## Start
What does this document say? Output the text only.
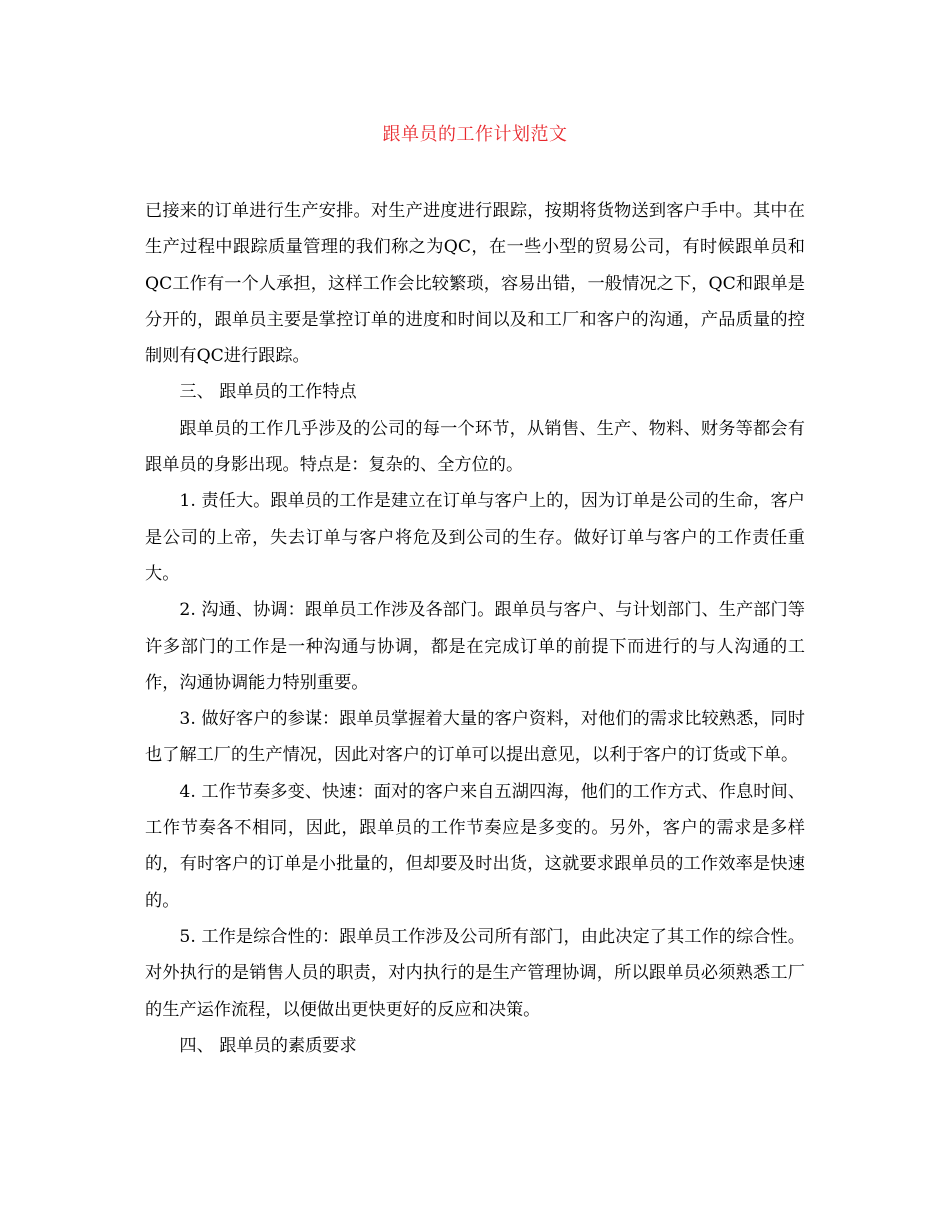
跟单员的工作计划范文

已接来的订单进行生产安排。对生产进度进行跟踪，按期将货物送到客户手中。其中在生产过程中跟踪质量管理的我们称之为QC，在一些小型的贸易公司，有时候跟单员和QC工作有一个人承担，这样工作会比较繁琐，容易出错，一般情况之下，QC和跟单是分开的，跟单员主要是掌控订单的进度和时间以及和工厂和客户的沟通，产品质量的控制则有QC进行跟踪。

三、 跟单员的工作特点

跟单员的工作几乎涉及的公司的每一个环节，从销售、生产、物料、财务等都会有跟单员的身影出现。特点是：复杂的、全方位的。

1. 责任大。跟单员的工作是建立在订单与客户上的，因为订单是公司的生命，客户是公司的上帝，失去订单与客户将危及到公司的生存。做好订单与客户的工作责任重大。

2. 沟通、协调：跟单员工作涉及各部门。跟单员与客户、与计划部门、生产部门等许多部门的工作是一种沟通与协调，都是在完成订单的前提下而进行的与人沟通的工作，沟通协调能力特别重要。

3. 做好客户的参谋：跟单员掌握着大量的客户资料，对他们的需求比较熟悉，同时也了解工厂的生产情况，因此对客户的订单可以提出意见，以利于客户的订货或下单。

4. 工作节奏多变、快速：面对的客户来自五湖四海，他们的工作方式、作息时间、工作节奏各不相同，因此，跟单员的工作节奏应是多变的。另外，客户的需求是多样的，有时客户的订单是小批量的，但却要及时出货，这就要求跟单员的工作效率是快速的。

5. 工作是综合性的：跟单员工作涉及公司所有部门，由此决定了其工作的综合性。对外执行的是销售人员的职责，对内执行的是生产管理协调，所以跟单员必须熟悉工厂的生产运作流程，以便做出更快更好的反应和决策。

四、 跟单员的素质要求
## End
**Task statement**
Make an exact copy of all the material, but keep the pictures out of it.

**Answer to this problem**
What does this document say? Output the text only.
跟单员的工作计划范文

已接来的订单进行生产安排。对生产进度进行跟踪，按期将货物送到客户手中。其中在生产过程中跟踪质量管理的我们称之为QC，在一些小型的贸易公司，有时候跟单员和QC工作有一个人承担，这样工作会比较繁琐，容易出错，一般情况之下，QC和跟单是分开的，跟单员主要是掌控订单的进度和时间以及和工厂和客户的沟通，产品质量的控制则有QC进行跟踪。

三、 跟单员的工作特点

跟单员的工作几乎涉及的公司的每一个环节，从销售、生产、物料、财务等都会有跟单员的身影出现。特点是：复杂的、全方位的。

1. 责任大。跟单员的工作是建立在订单与客户上的，因为订单是公司的生命，客户是公司的上帝，失去订单与客户将危及到公司的生存。做好订单与客户的工作责任重大。

2. 沟通、协调：跟单员工作涉及各部门。跟单员与客户、与计划部门、生产部门等许多部门的工作是一种沟通与协调，都是在完成订单的前提下而进行的与人沟通的工作，沟通协调能力特别重要。

3. 做好客户的参谋：跟单员掌握着大量的客户资料，对他们的需求比较熟悉，同时也了解工厂的生产情况，因此对客户的订单可以提出意见，以利于客户的订货或下单。

4. 工作节奏多变、快速：面对的客户来自五湖四海，他们的工作方式、作息时间、工作节奏各不相同，因此，跟单员的工作节奏应是多变的。另外，客户的需求是多样的，有时客户的订单是小批量的，但却要及时出货，这就要求跟单员的工作效率是快速的。

5. 工作是综合性的：跟单员工作涉及公司所有部门，由此决定了其工作的综合性。对外执行的是销售人员的职责，对内执行的是生产管理协调，所以跟单员必须熟悉工厂的生产运作流程，以便做出更快更好的反应和决策。

四、 跟单员的素质要求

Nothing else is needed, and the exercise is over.